The material below should be written out in full and exactly; pictures stay out of the copy.

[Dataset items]
-- START --
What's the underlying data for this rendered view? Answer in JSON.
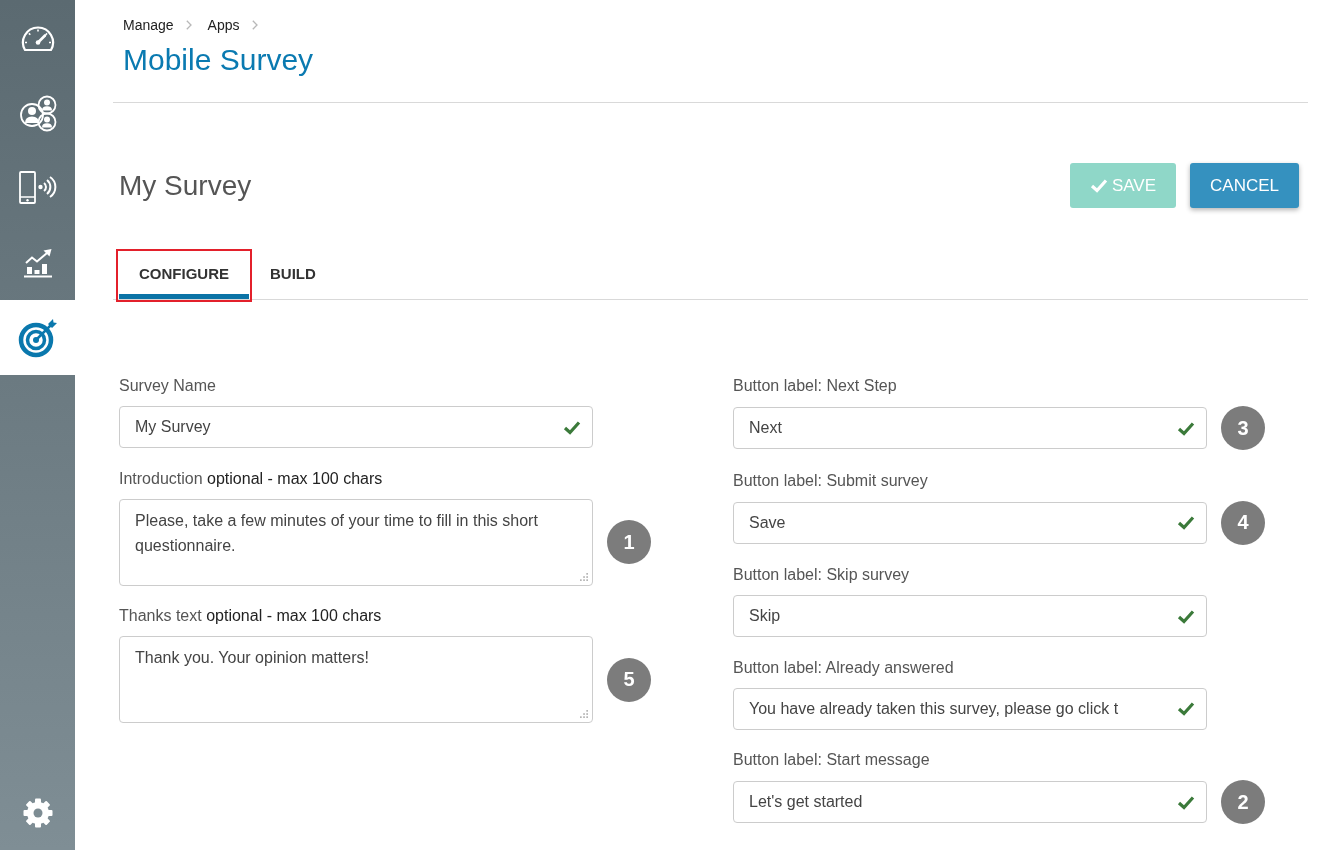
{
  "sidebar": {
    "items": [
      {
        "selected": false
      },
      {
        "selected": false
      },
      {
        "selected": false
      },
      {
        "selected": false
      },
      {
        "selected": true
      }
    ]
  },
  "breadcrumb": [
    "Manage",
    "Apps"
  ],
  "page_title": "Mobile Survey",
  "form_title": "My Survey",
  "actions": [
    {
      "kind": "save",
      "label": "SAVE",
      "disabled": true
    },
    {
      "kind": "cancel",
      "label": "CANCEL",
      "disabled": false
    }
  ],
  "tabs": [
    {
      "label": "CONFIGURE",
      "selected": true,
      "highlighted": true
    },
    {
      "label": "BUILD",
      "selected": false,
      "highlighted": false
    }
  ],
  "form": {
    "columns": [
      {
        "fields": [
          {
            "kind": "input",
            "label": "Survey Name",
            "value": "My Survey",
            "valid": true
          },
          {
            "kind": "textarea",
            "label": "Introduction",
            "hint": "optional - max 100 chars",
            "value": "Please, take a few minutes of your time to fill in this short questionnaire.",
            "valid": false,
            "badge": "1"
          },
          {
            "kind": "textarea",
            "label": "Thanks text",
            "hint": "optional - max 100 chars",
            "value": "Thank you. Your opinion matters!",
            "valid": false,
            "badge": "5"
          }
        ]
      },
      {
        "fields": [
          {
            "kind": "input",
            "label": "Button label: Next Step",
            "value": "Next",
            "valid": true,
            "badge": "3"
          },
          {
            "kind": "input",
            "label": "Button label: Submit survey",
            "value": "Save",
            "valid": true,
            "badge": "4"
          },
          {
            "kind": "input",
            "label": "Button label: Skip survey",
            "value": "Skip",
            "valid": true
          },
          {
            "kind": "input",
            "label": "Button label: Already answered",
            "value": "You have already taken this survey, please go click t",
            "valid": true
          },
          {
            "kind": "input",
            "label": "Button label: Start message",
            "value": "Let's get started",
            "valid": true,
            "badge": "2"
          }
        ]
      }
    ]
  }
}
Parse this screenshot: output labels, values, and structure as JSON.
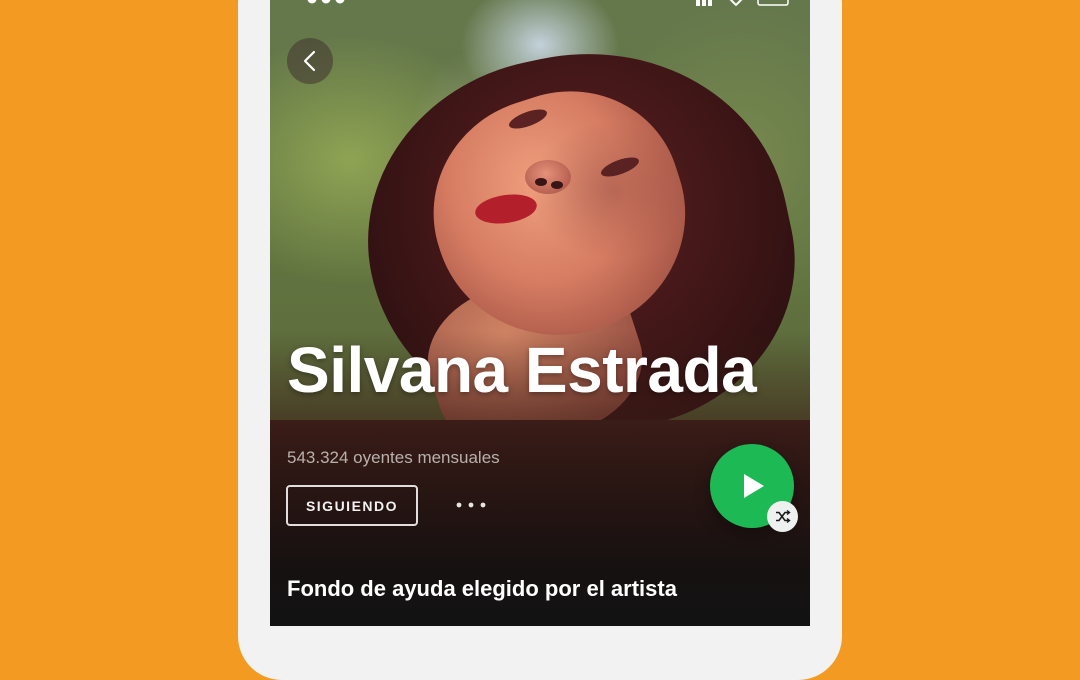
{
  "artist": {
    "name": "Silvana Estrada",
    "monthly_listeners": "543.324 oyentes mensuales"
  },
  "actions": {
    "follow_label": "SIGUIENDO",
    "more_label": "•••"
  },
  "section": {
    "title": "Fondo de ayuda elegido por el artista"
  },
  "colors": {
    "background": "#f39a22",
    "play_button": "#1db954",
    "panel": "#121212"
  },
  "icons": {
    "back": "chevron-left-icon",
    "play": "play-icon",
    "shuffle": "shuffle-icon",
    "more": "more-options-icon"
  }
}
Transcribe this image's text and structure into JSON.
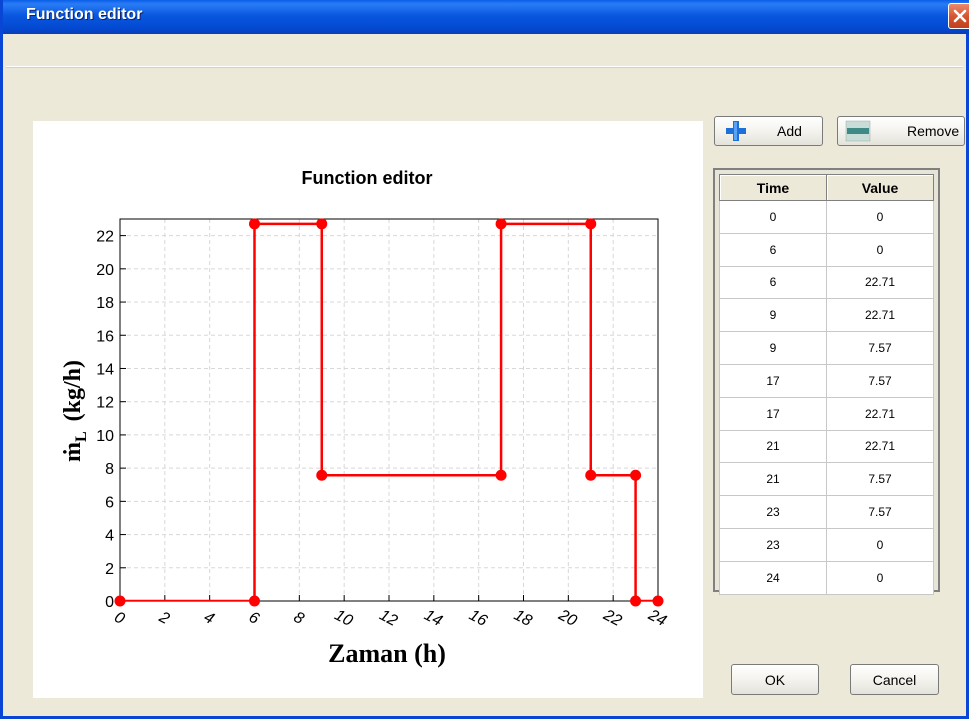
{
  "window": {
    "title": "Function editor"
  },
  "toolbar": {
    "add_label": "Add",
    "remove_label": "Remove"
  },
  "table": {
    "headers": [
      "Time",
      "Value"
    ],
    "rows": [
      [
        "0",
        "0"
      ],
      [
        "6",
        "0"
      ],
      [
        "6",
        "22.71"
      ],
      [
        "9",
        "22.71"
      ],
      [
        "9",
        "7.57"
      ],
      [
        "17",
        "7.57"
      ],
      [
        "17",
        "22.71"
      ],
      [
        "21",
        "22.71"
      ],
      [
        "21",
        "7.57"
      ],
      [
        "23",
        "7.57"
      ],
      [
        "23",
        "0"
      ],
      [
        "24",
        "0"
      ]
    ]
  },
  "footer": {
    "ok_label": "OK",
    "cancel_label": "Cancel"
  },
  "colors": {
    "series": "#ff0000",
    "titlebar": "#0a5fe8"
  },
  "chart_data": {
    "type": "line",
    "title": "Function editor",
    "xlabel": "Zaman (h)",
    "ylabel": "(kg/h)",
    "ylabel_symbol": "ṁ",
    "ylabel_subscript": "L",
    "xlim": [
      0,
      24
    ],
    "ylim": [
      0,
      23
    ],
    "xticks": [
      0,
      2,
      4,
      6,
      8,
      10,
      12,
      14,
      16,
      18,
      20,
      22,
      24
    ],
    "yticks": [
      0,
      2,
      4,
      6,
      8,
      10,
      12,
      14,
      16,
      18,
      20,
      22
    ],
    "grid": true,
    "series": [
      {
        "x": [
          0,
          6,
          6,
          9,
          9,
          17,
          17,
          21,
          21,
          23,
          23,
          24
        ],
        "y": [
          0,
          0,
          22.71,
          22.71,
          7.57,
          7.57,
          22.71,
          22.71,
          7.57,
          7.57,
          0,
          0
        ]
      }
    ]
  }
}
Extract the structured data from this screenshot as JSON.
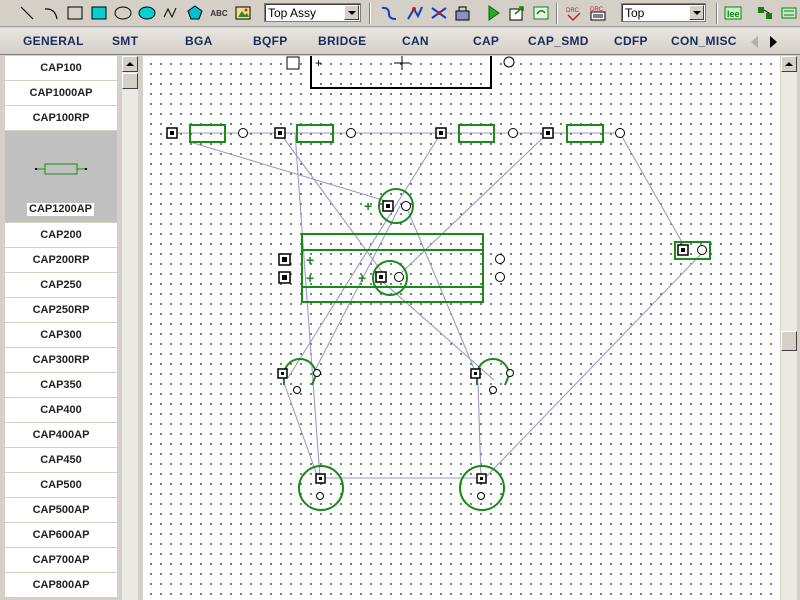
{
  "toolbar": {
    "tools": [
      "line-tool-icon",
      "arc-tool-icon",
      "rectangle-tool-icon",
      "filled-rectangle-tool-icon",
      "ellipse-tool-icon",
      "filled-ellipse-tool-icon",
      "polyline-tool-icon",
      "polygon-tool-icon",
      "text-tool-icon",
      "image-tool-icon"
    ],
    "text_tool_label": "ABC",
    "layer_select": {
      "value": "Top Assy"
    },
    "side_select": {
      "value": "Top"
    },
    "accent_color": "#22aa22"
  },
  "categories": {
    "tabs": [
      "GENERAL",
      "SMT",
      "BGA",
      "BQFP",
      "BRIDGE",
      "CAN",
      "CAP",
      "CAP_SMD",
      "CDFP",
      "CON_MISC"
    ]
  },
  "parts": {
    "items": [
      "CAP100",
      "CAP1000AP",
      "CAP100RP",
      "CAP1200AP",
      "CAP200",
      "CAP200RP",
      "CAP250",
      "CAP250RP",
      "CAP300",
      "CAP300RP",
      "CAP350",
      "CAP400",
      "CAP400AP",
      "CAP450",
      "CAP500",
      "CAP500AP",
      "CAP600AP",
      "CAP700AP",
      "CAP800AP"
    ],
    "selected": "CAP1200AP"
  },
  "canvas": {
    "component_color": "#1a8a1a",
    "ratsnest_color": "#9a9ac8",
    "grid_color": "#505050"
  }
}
-- END --
Solution to this exercise
What's the underlying data for this rendered view? Answer in JSON.
{
  "sidebar": {
    "items": [
      {
        "selected": false
      },
      {
        "selected": false
      },
      {
        "selected": false
      },
      {
        "selected": false
      },
      {
        "selected": true
      }
    ]
  },
  "breadcrumb": [
    "Manage",
    "Apps"
  ],
  "page_title": "Mobile Survey",
  "form_title": "My Survey",
  "actions": [
    {
      "kind": "save",
      "label": "SAVE",
      "disabled": true
    },
    {
      "kind": "cancel",
      "label": "CANCEL",
      "disabled": false
    }
  ],
  "tabs": [
    {
      "label": "CONFIGURE",
      "selected": true,
      "highlighted": true
    },
    {
      "label": "BUILD",
      "selected": false,
      "highlighted": false
    }
  ],
  "form": {
    "columns": [
      {
        "fields": [
          {
            "kind": "input",
            "label": "Survey Name",
            "value": "My Survey",
            "valid": true
          },
          {
            "kind": "textarea",
            "label": "Introduction",
            "hint": "optional - max 100 chars",
            "value": "Please, take a few minutes of your time to fill in this short questionnaire.",
            "valid": false,
            "badge": "1"
          },
          {
            "kind": "textarea",
            "label": "Thanks text",
            "hint": "optional - max 100 chars",
            "value": "Thank you. Your opinion matters!",
            "valid": false,
            "badge": "5"
          }
        ]
      },
      {
        "fields": [
          {
            "kind": "input",
            "label": "Button label: Next Step",
            "value": "Next",
            "valid": true,
            "badge": "3"
          },
          {
            "kind": "input",
            "label": "Button label: Submit survey",
            "value": "Save",
            "valid": true,
            "badge": "4"
          },
          {
            "kind": "input",
            "label": "Button label: Skip survey",
            "value": "Skip",
            "valid": true
          },
          {
            "kind": "input",
            "label": "Button label: Already answered",
            "value": "You have already taken this survey, please go click t",
            "valid": true
          },
          {
            "kind": "input",
            "label": "Button label: Start message",
            "value": "Let's get started",
            "valid": true,
            "badge": "2"
          }
        ]
      }
    ]
  }
}
Parse this screenshot: output labels, values, and structure as JSON.
{
  "artist": {
    "name": "Silvana Estrada",
    "monthly_listeners": "543.324 oyentes mensuales"
  },
  "actions": {
    "follow_label": "SIGUIENDO",
    "more_label": "•••"
  },
  "section": {
    "title": "Fondo de ayuda elegido por el artista"
  },
  "colors": {
    "background": "#f39a22",
    "play_button": "#1db954",
    "panel": "#121212"
  },
  "icons": {
    "back": "chevron-left-icon",
    "play": "play-icon",
    "shuffle": "shuffle-icon",
    "more": "more-options-icon"
  }
}
Transcribe this image's text and structure into JSON.
{
  "window": {
    "title": "Function editor"
  },
  "toolbar": {
    "add_label": "Add",
    "remove_label": "Remove"
  },
  "table": {
    "headers": [
      "Time",
      "Value"
    ],
    "rows": [
      [
        "0",
        "0"
      ],
      [
        "6",
        "0"
      ],
      [
        "6",
        "22.71"
      ],
      [
        "9",
        "22.71"
      ],
      [
        "9",
        "7.57"
      ],
      [
        "17",
        "7.57"
      ],
      [
        "17",
        "22.71"
      ],
      [
        "21",
        "22.71"
      ],
      [
        "21",
        "7.57"
      ],
      [
        "23",
        "7.57"
      ],
      [
        "23",
        "0"
      ],
      [
        "24",
        "0"
      ]
    ]
  },
  "footer": {
    "ok_label": "OK",
    "cancel_label": "Cancel"
  },
  "colors": {
    "series": "#ff0000",
    "titlebar": "#0a5fe8"
  },
  "chart_data": {
    "type": "line",
    "title": "Function editor",
    "xlabel": "Zaman (h)",
    "ylabel": "(kg/h)",
    "ylabel_symbol": "ṁ",
    "ylabel_subscript": "L",
    "xlim": [
      0,
      24
    ],
    "ylim": [
      0,
      23
    ],
    "xticks": [
      0,
      2,
      4,
      6,
      8,
      10,
      12,
      14,
      16,
      18,
      20,
      22,
      24
    ],
    "yticks": [
      0,
      2,
      4,
      6,
      8,
      10,
      12,
      14,
      16,
      18,
      20,
      22
    ],
    "grid": true,
    "series": [
      {
        "x": [
          0,
          6,
          6,
          9,
          9,
          17,
          17,
          21,
          21,
          23,
          23,
          24
        ],
        "y": [
          0,
          0,
          22.71,
          22.71,
          7.57,
          7.57,
          22.71,
          22.71,
          7.57,
          7.57,
          0,
          0
        ]
      }
    ]
  }
}
Extract the structured data from this screenshot as JSON.
{
  "toolbar": {
    "tools": [
      "line-tool-icon",
      "arc-tool-icon",
      "rectangle-tool-icon",
      "filled-rectangle-tool-icon",
      "ellipse-tool-icon",
      "filled-ellipse-tool-icon",
      "polyline-tool-icon",
      "polygon-tool-icon",
      "text-tool-icon",
      "image-tool-icon"
    ],
    "text_tool_label": "ABC",
    "layer_select": {
      "value": "Top Assy"
    },
    "side_select": {
      "value": "Top"
    },
    "accent_color": "#22aa22"
  },
  "categories": {
    "tabs": [
      "GENERAL",
      "SMT",
      "BGA",
      "BQFP",
      "BRIDGE",
      "CAN",
      "CAP",
      "CAP_SMD",
      "CDFP",
      "CON_MISC"
    ]
  },
  "parts": {
    "items": [
      "CAP100",
      "CAP1000AP",
      "CAP100RP",
      "CAP1200AP",
      "CAP200",
      "CAP200RP",
      "CAP250",
      "CAP250RP",
      "CAP300",
      "CAP300RP",
      "CAP350",
      "CAP400",
      "CAP400AP",
      "CAP450",
      "CAP500",
      "CAP500AP",
      "CAP600AP",
      "CAP700AP",
      "CAP800AP"
    ],
    "selected": "CAP1200AP"
  },
  "canvas": {
    "component_color": "#1a8a1a",
    "ratsnest_color": "#9a9ac8",
    "grid_color": "#505050"
  }
}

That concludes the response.